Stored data
• • • •

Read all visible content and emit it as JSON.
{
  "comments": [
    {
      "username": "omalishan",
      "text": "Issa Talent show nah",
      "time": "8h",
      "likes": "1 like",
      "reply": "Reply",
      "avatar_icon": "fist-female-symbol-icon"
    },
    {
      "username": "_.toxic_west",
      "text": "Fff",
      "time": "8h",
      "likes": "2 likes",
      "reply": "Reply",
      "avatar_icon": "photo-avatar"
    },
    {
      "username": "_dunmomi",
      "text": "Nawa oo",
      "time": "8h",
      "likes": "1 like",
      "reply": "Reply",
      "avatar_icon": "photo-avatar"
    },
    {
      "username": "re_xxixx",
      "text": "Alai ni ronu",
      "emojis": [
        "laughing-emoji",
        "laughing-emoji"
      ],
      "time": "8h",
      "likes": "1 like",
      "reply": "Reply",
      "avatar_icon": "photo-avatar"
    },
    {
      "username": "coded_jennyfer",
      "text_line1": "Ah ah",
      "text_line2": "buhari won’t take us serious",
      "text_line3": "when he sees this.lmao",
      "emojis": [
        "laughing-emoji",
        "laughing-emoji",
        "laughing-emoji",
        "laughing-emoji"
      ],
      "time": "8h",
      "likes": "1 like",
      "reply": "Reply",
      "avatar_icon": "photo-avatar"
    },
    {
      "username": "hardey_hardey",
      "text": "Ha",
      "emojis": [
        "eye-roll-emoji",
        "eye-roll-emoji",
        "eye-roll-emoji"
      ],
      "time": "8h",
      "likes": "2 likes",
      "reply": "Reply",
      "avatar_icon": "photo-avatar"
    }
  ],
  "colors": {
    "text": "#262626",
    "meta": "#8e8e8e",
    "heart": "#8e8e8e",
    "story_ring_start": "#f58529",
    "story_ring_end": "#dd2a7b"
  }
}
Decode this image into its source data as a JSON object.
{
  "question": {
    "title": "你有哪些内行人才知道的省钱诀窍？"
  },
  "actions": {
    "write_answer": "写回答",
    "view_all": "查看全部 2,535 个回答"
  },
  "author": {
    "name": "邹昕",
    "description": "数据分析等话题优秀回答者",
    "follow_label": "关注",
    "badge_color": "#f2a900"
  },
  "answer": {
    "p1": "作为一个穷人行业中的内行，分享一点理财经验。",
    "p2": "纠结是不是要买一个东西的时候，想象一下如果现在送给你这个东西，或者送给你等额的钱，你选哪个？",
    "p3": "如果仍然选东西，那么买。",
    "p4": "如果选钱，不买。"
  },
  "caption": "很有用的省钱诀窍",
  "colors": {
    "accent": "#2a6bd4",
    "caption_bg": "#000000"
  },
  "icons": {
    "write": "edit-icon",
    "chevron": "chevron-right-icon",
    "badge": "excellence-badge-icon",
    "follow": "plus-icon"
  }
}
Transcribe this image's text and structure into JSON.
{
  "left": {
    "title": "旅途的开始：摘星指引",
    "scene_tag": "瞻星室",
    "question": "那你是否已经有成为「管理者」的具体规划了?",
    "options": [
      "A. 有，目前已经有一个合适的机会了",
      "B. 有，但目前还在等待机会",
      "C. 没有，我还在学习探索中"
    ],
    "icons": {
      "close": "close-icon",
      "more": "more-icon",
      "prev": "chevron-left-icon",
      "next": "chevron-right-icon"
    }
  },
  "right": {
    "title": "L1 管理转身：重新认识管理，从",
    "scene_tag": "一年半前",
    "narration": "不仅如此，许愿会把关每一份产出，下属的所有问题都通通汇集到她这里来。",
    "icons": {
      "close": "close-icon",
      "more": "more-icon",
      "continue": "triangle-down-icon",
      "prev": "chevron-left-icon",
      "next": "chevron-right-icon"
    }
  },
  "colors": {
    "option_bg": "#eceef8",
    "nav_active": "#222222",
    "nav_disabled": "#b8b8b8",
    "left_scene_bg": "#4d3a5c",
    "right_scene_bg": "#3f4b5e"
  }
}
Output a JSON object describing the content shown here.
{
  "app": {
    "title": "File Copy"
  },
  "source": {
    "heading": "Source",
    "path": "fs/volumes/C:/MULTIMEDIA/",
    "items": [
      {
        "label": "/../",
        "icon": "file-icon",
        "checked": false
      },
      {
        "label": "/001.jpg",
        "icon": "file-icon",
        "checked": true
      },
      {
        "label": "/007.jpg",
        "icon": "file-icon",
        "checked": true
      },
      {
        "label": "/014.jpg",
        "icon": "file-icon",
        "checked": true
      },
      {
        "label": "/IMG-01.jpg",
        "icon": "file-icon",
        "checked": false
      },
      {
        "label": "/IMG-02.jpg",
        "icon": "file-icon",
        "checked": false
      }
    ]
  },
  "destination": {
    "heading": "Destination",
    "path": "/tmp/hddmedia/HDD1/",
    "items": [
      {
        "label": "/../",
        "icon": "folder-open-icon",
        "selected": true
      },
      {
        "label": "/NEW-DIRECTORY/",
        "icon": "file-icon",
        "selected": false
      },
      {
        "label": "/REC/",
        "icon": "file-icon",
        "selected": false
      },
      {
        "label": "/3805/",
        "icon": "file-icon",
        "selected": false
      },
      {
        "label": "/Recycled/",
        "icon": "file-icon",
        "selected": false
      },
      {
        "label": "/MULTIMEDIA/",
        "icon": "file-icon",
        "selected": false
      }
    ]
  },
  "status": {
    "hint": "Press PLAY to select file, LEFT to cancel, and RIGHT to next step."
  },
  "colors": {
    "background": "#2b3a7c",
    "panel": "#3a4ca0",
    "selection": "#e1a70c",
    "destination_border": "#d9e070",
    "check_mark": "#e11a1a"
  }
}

• • • •

§ EXERCISE BRIEF
What do the records say? Quote them all exactly.

§ REPLY
Read all visible content and emit it as JSON.
{
  "comments": [
    {
      "username": "omalishan",
      "text": "Issa Talent show nah",
      "time": "8h",
      "likes": "1 like",
      "reply": "Reply",
      "avatar_icon": "fist-female-symbol-icon"
    },
    {
      "username": "_.toxic_west",
      "text": "Fff",
      "time": "8h",
      "likes": "2 likes",
      "reply": "Reply",
      "avatar_icon": "photo-avatar"
    },
    {
      "username": "_dunmomi",
      "text": "Nawa oo",
      "time": "8h",
      "likes": "1 like",
      "reply": "Reply",
      "avatar_icon": "photo-avatar"
    },
    {
      "username": "re_xxixx",
      "text": "Alai ni ronu",
      "emojis": [
        "laughing-emoji",
        "laughing-emoji"
      ],
      "time": "8h",
      "likes": "1 like",
      "reply": "Reply",
      "avatar_icon": "photo-avatar"
    },
    {
      "username": "coded_jennyfer",
      "text_line1": "Ah ah",
      "text_line2": "buhari won’t take us serious",
      "text_line3": "when he sees this.lmao",
      "emojis": [
        "laughing-emoji",
        "laughing-emoji",
        "laughing-emoji",
        "laughing-emoji"
      ],
      "time": "8h",
      "likes": "1 like",
      "reply": "Reply",
      "avatar_icon": "photo-avatar"
    },
    {
      "username": "hardey_hardey",
      "text": "Ha",
      "emojis": [
        "eye-roll-emoji",
        "eye-roll-emoji",
        "eye-roll-emoji"
      ],
      "time": "8h",
      "likes": "2 likes",
      "reply": "Reply",
      "avatar_icon": "photo-avatar"
    }
  ],
  "colors": {
    "text": "#262626",
    "meta": "#8e8e8e",
    "heart": "#8e8e8e",
    "story_ring_start": "#f58529",
    "story_ring_end": "#dd2a7b"
  }
}
Decode this image into its source data as a JSON object.
{
  "question": {
    "title": "你有哪些内行人才知道的省钱诀窍？"
  },
  "actions": {
    "write_answer": "写回答",
    "view_all": "查看全部 2,535 个回答"
  },
  "author": {
    "name": "邹昕",
    "description": "数据分析等话题优秀回答者",
    "follow_label": "关注",
    "badge_color": "#f2a900"
  },
  "answer": {
    "p1": "作为一个穷人行业中的内行，分享一点理财经验。",
    "p2": "纠结是不是要买一个东西的时候，想象一下如果现在送给你这个东西，或者送给你等额的钱，你选哪个？",
    "p3": "如果仍然选东西，那么买。",
    "p4": "如果选钱，不买。"
  },
  "caption": "很有用的省钱诀窍",
  "colors": {
    "accent": "#2a6bd4",
    "caption_bg": "#000000"
  },
  "icons": {
    "write": "edit-icon",
    "chevron": "chevron-right-icon",
    "badge": "excellence-badge-icon",
    "follow": "plus-icon"
  }
}
Transcribe this image's text and structure into JSON.
{
  "left": {
    "title": "旅途的开始：摘星指引",
    "scene_tag": "瞻星室",
    "question": "那你是否已经有成为「管理者」的具体规划了?",
    "options": [
      "A. 有，目前已经有一个合适的机会了",
      "B. 有，但目前还在等待机会",
      "C. 没有，我还在学习探索中"
    ],
    "icons": {
      "close": "close-icon",
      "more": "more-icon",
      "prev": "chevron-left-icon",
      "next": "chevron-right-icon"
    }
  },
  "right": {
    "title": "L1 管理转身：重新认识管理，从",
    "scene_tag": "一年半前",
    "narration": "不仅如此，许愿会把关每一份产出，下属的所有问题都通通汇集到她这里来。",
    "icons": {
      "close": "close-icon",
      "more": "more-icon",
      "continue": "triangle-down-icon",
      "prev": "chevron-left-icon",
      "next": "chevron-right-icon"
    }
  },
  "colors": {
    "option_bg": "#eceef8",
    "nav_active": "#222222",
    "nav_disabled": "#b8b8b8",
    "left_scene_bg": "#4d3a5c",
    "right_scene_bg": "#3f4b5e"
  }
}
Output a JSON object describing the content shown here.
{
  "app": {
    "title": "File Copy"
  },
  "source": {
    "heading": "Source",
    "path": "fs/volumes/C:/MULTIMEDIA/",
    "items": [
      {
        "label": "/../",
        "icon": "file-icon",
        "checked": false
      },
      {
        "label": "/001.jpg",
        "icon": "file-icon",
        "checked": true
      },
      {
        "label": "/007.jpg",
        "icon": "file-icon",
        "checked": true
      },
      {
        "label": "/014.jpg",
        "icon": "file-icon",
        "checked": true
      },
      {
        "label": "/IMG-01.jpg",
        "icon": "file-icon",
        "checked": false
      },
      {
        "label": "/IMG-02.jpg",
        "icon": "file-icon",
        "checked": false
      }
    ]
  },
  "destination": {
    "heading": "Destination",
    "path": "/tmp/hddmedia/HDD1/",
    "items": [
      {
        "label": "/../",
        "icon": "folder-open-icon",
        "selected": true
      },
      {
        "label": "/NEW-DIRECTORY/",
        "icon": "file-icon",
        "selected": false
      },
      {
        "label": "/REC/",
        "icon": "file-icon",
        "selected": false
      },
      {
        "label": "/3805/",
        "icon": "file-icon",
        "selected": false
      },
      {
        "label": "/Recycled/",
        "icon": "file-icon",
        "selected": false
      },
      {
        "label": "/MULTIMEDIA/",
        "icon": "file-icon",
        "selected": false
      }
    ]
  },
  "status": {
    "hint": "Press PLAY to select file, LEFT to cancel, and RIGHT to next step."
  },
  "colors": {
    "background": "#2b3a7c",
    "panel": "#3a4ca0",
    "selection": "#e1a70c",
    "destination_border": "#d9e070",
    "check_mark": "#e11a1a"
  }
}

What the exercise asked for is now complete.